[Stored items from a collection]
■ ■ ■ ■

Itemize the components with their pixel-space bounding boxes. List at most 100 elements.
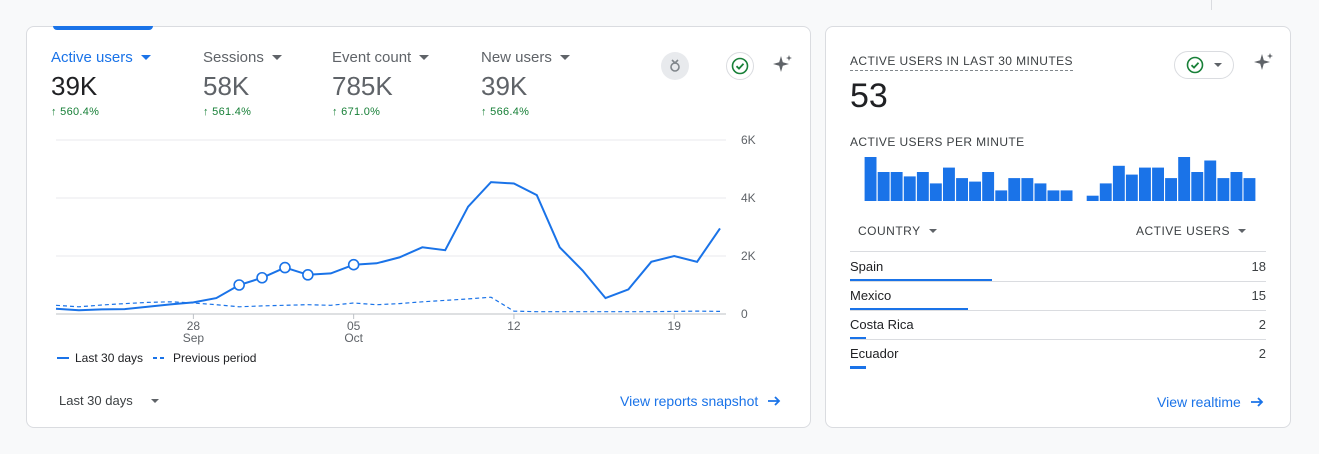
metric-value: 785K <box>332 71 393 101</box>
table-row[interactable]: Ecuador 2 <box>850 340 1266 369</box>
realtime-status-dropdown[interactable] <box>1174 51 1234 79</box>
x-tick-label: 05 <box>347 319 361 333</box>
solid-line-swatch <box>57 357 69 359</box>
realtime-title[interactable]: ACTIVE USERS IN LAST 30 MINUTES <box>850 54 1073 71</box>
x-tick-label: Oct <box>344 331 363 345</box>
arrow-right-icon <box>768 396 781 406</box>
per-minute-bar <box>1165 178 1177 201</box>
table-divider <box>850 310 1266 311</box>
y-tick-label: 6K <box>741 133 756 147</box>
per-minute-bar <box>1099 183 1112 201</box>
date-range-dropdown[interactable]: Last 30 days <box>59 393 159 408</box>
per-minute-bar <box>1217 178 1230 201</box>
per-minute-bar <box>1191 172 1204 201</box>
country-users: 15 <box>1251 288 1266 303</box>
per-minute-bar <box>1060 190 1073 201</box>
per-minute-bar <box>1021 178 1034 201</box>
per-minute-bar <box>864 157 877 201</box>
dropdown-caret-icon <box>419 55 430 60</box>
realtime-value: 53 <box>850 77 888 115</box>
per-minute-bar <box>956 178 968 201</box>
metric-active-users[interactable]: Active users 39K ↑ 560.4% <box>51 49 151 118</box>
per-minute-bar <box>1204 160 1217 201</box>
dropdown-caret-icon <box>150 398 159 403</box>
metric-label[interactable]: Sessions <box>203 49 282 66</box>
col-header-country[interactable]: COUNTRY <box>858 224 937 238</box>
dropdown-caret-icon <box>559 55 570 60</box>
metric-new-users[interactable]: New users 39K ↑ 566.4% <box>481 49 570 118</box>
table-row[interactable]: Spain 18 <box>850 253 1266 282</box>
country-name: Costa Rica <box>850 317 914 332</box>
annotation-marker <box>279 261 291 274</box>
metric-label[interactable]: Event count <box>332 49 430 66</box>
per-minute-bar-chart <box>864 157 1256 201</box>
per-minute-bar <box>1008 178 1021 201</box>
sparkle-icon[interactable] <box>1250 49 1278 77</box>
active-tab-indicator <box>53 26 153 30</box>
y-tick-label: 0 <box>741 307 748 321</box>
per-minute-bar <box>1243 178 1256 201</box>
link-label: View reports snapshot <box>620 393 759 409</box>
table-divider <box>850 281 1266 282</box>
country-name: Ecuador <box>850 346 899 361</box>
metric-change: ↑ 560.4% <box>51 106 100 118</box>
col-header-active-users[interactable]: ACTIVE USERS <box>1136 224 1246 238</box>
legend-previous-label: Previous period <box>173 351 257 365</box>
metric-event-count[interactable]: Event count 785K ↑ 671.0% <box>332 49 430 118</box>
x-tick-label: 28 <box>187 319 201 333</box>
per-minute-bar <box>877 172 890 201</box>
per-minute-bar <box>1152 167 1164 201</box>
col-header-label: COUNTRY <box>858 224 921 238</box>
country-users: 2 <box>1258 346 1266 361</box>
realtime-card: ACTIVE USERS IN LAST 30 MINUTES 53 ACTIV… <box>825 26 1291 428</box>
legend-current: Last 30 days <box>57 351 143 365</box>
metric-value: 58K <box>203 71 250 101</box>
insights-badge-icon[interactable] <box>661 52 689 80</box>
metric-sessions[interactable]: Sessions 58K ↑ 561.4% <box>203 49 282 118</box>
y-tick-label: 2K <box>741 249 756 263</box>
per-minute-bar <box>1125 174 1138 201</box>
table-row[interactable]: Mexico 15 <box>850 282 1266 311</box>
country-name: Spain <box>850 259 884 274</box>
annotation-marker <box>233 279 245 291</box>
country-name: Mexico <box>850 288 892 303</box>
view-realtime-link[interactable]: View realtime <box>1157 394 1265 410</box>
per-minute-bar <box>1047 190 1060 201</box>
x-tick-label: 19 <box>668 319 682 333</box>
date-range-label: Last 30 days <box>59 393 133 408</box>
table-divider <box>850 251 1266 252</box>
per-minute-bar <box>982 172 995 201</box>
overview-card: Active users 39K ↑ 560.4% Sessions 58K ↑… <box>26 26 811 428</box>
per-minute-bar <box>890 172 903 201</box>
per-minute-bar <box>903 176 916 201</box>
chart-legend: Last 30 days Previous period <box>57 351 256 365</box>
per-minute-bar <box>1086 195 1099 201</box>
annotation-marker <box>347 258 360 271</box>
link-label: View realtime <box>1157 394 1241 410</box>
country-users: 18 <box>1251 259 1266 274</box>
country-users: 2 <box>1258 317 1266 332</box>
table-divider <box>850 339 1266 340</box>
per-minute-bar <box>969 181 981 201</box>
metric-label[interactable]: New users <box>481 49 570 66</box>
dropdown-caret-icon <box>1214 63 1222 67</box>
metric-value: 39K <box>51 71 98 101</box>
annotation-marker <box>256 271 268 284</box>
per-minute-bar <box>943 167 955 201</box>
table-row[interactable]: Costa Rica 2 <box>850 311 1266 340</box>
metric-label[interactable]: Active users <box>51 49 151 66</box>
arrow-right-icon <box>1250 397 1264 407</box>
x-tick-label: Sep <box>183 331 205 345</box>
annotation-marker <box>302 269 314 281</box>
check-circle-icon[interactable] <box>726 52 754 80</box>
sparkle-icon[interactable] <box>769 51 797 79</box>
per-minute-bar <box>1112 165 1125 201</box>
metric-value: 39K <box>481 71 528 101</box>
per-minute-bar <box>929 183 942 201</box>
per-minute-bar <box>995 190 1008 201</box>
share-bar <box>850 366 866 369</box>
share-bar <box>850 308 968 311</box>
view-reports-snapshot-link[interactable]: View reports snapshot <box>620 393 782 409</box>
series-line-last-30-days <box>55 181 721 312</box>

■ ■ ■ ■

● **STATED GOAL**:
Change every "dropdown-caret-icon" in the lines above to "caret-down-icon" and keep everything else the same. Leave the pictures out of your answer.

● **FULL RESPONSE**:
Itemize the components with their pixel-space bounding boxes. List at most 100 elements.
metric-value: 785K <box>332 71 393 101</box>
table-row[interactable]: Ecuador 2 <box>850 340 1266 369</box>
realtime-status-dropdown[interactable] <box>1174 51 1234 79</box>
x-tick-label: 05 <box>347 319 361 333</box>
solid-line-swatch <box>57 357 69 359</box>
realtime-title[interactable]: ACTIVE USERS IN LAST 30 MINUTES <box>850 54 1073 71</box>
x-tick-label: Oct <box>344 331 363 345</box>
arrow-right-icon <box>768 396 781 406</box>
per-minute-bar <box>1165 178 1177 201</box>
table-divider <box>850 310 1266 311</box>
y-tick-label: 6K <box>741 133 756 147</box>
per-minute-bar <box>1099 183 1112 201</box>
date-range-dropdown[interactable]: Last 30 days <box>59 393 159 408</box>
per-minute-bar <box>1217 178 1230 201</box>
per-minute-bar <box>1191 172 1204 201</box>
country-users: 15 <box>1251 288 1266 303</box>
per-minute-bar <box>1060 190 1073 201</box>
per-minute-bar <box>1021 178 1034 201</box>
per-minute-bar <box>864 157 877 201</box>
caret-down-icon <box>419 55 430 60</box>
realtime-value: 53 <box>850 77 888 115</box>
per-minute-bar <box>956 178 968 201</box>
metric-active-users[interactable]: Active users 39K ↑ 560.4% <box>51 49 151 118</box>
per-minute-bar <box>1204 160 1217 201</box>
caret-down-icon <box>150 398 159 403</box>
metric-label[interactable]: Sessions <box>203 49 282 66</box>
col-header-country[interactable]: COUNTRY <box>858 224 937 238</box>
caret-down-icon <box>559 55 570 60</box>
metric-new-users[interactable]: New users 39K ↑ 566.4% <box>481 49 570 118</box>
table-row[interactable]: Spain 18 <box>850 253 1266 282</box>
country-name: Costa Rica <box>850 317 914 332</box>
annotation-marker <box>279 261 291 274</box>
metric-label[interactable]: Event count <box>332 49 430 66</box>
per-minute-bar-chart <box>864 157 1256 201</box>
per-minute-bar <box>1008 178 1021 201</box>
sparkle-icon[interactable] <box>1250 49 1278 77</box>
active-tab-indicator <box>53 26 153 30</box>
y-tick-label: 0 <box>741 307 748 321</box>
per-minute-bar <box>1243 178 1256 201</box>
link-label: View reports snapshot <box>620 393 759 409</box>
table-divider <box>850 281 1266 282</box>
country-name: Ecuador <box>850 346 899 361</box>
metric-change: ↑ 560.4% <box>51 106 100 118</box>
col-header-active-users[interactable]: ACTIVE USERS <box>1136 224 1246 238</box>
legend-previous-label: Previous period <box>173 351 257 365</box>
metric-event-count[interactable]: Event count 785K ↑ 671.0% <box>332 49 430 118</box>
x-tick-label: 28 <box>187 319 201 333</box>
per-minute-bar <box>877 172 890 201</box>
per-minute-bar <box>1152 167 1164 201</box>
col-header-label: COUNTRY <box>858 224 921 238</box>
country-users: 2 <box>1258 346 1266 361</box>
realtime-card: ACTIVE USERS IN LAST 30 MINUTES 53 ACTIV… <box>825 26 1291 428</box>
legend-current: Last 30 days <box>57 351 143 365</box>
metric-value: 58K <box>203 71 250 101</box>
insights-badge-icon[interactable] <box>661 52 689 80</box>
metric-sessions[interactable]: Sessions 58K ↑ 561.4% <box>203 49 282 118</box>
y-tick-label: 2K <box>741 249 756 263</box>
per-minute-bar <box>1125 174 1138 201</box>
table-row[interactable]: Mexico 15 <box>850 282 1266 311</box>
country-name: Spain <box>850 259 884 274</box>
annotation-marker <box>233 279 245 291</box>
country-name: Mexico <box>850 288 892 303</box>
view-realtime-link[interactable]: View realtime <box>1157 394 1265 410</box>
per-minute-bar <box>1047 190 1060 201</box>
x-tick-label: 19 <box>668 319 682 333</box>
date-range-label: Last 30 days <box>59 393 133 408</box>
table-divider <box>850 251 1266 252</box>
per-minute-bar <box>982 172 995 201</box>
overview-card: Active users 39K ↑ 560.4% Sessions 58K ↑… <box>26 26 811 428</box>
per-minute-bar <box>890 172 903 201</box>
per-minute-bar <box>903 176 916 201</box>
chart-legend: Last 30 days Previous period <box>57 351 256 365</box>
per-minute-bar <box>1086 195 1099 201</box>
annotation-marker <box>347 258 360 271</box>
link-label: View realtime <box>1157 394 1241 410</box>
country-users: 18 <box>1251 259 1266 274</box>
country-users: 2 <box>1258 317 1266 332</box>
table-divider <box>850 339 1266 340</box>
per-minute-bar <box>969 181 981 201</box>
metric-label[interactable]: New users <box>481 49 570 66</box>
caret-down-icon <box>1214 63 1222 67</box>
metric-value: 39K <box>51 71 98 101</box>
annotation-marker <box>256 271 268 284</box>
per-minute-bar <box>943 167 955 201</box>
table-row[interactable]: Costa Rica 2 <box>850 311 1266 340</box>
metric-label[interactable]: Active users <box>51 49 151 66</box>
arrow-right-icon <box>1250 397 1264 407</box>
x-tick-label: Sep <box>183 331 205 345</box>
annotation-marker <box>302 269 314 281</box>
check-circle-icon[interactable] <box>726 52 754 80</box>
sparkle-icon[interactable] <box>769 51 797 79</box>
per-minute-bar <box>1112 165 1125 201</box>
metric-value: 39K <box>481 71 528 101</box>
per-minute-bar <box>929 183 942 201</box>
per-minute-bar <box>995 190 1008 201</box>
share-bar <box>850 366 866 369</box>
share-bar <box>850 308 968 311</box>
view-reports-snapshot-link[interactable]: View reports snapshot <box>620 393 782 409</box>
series-line-last-30-days <box>55 181 721 312</box>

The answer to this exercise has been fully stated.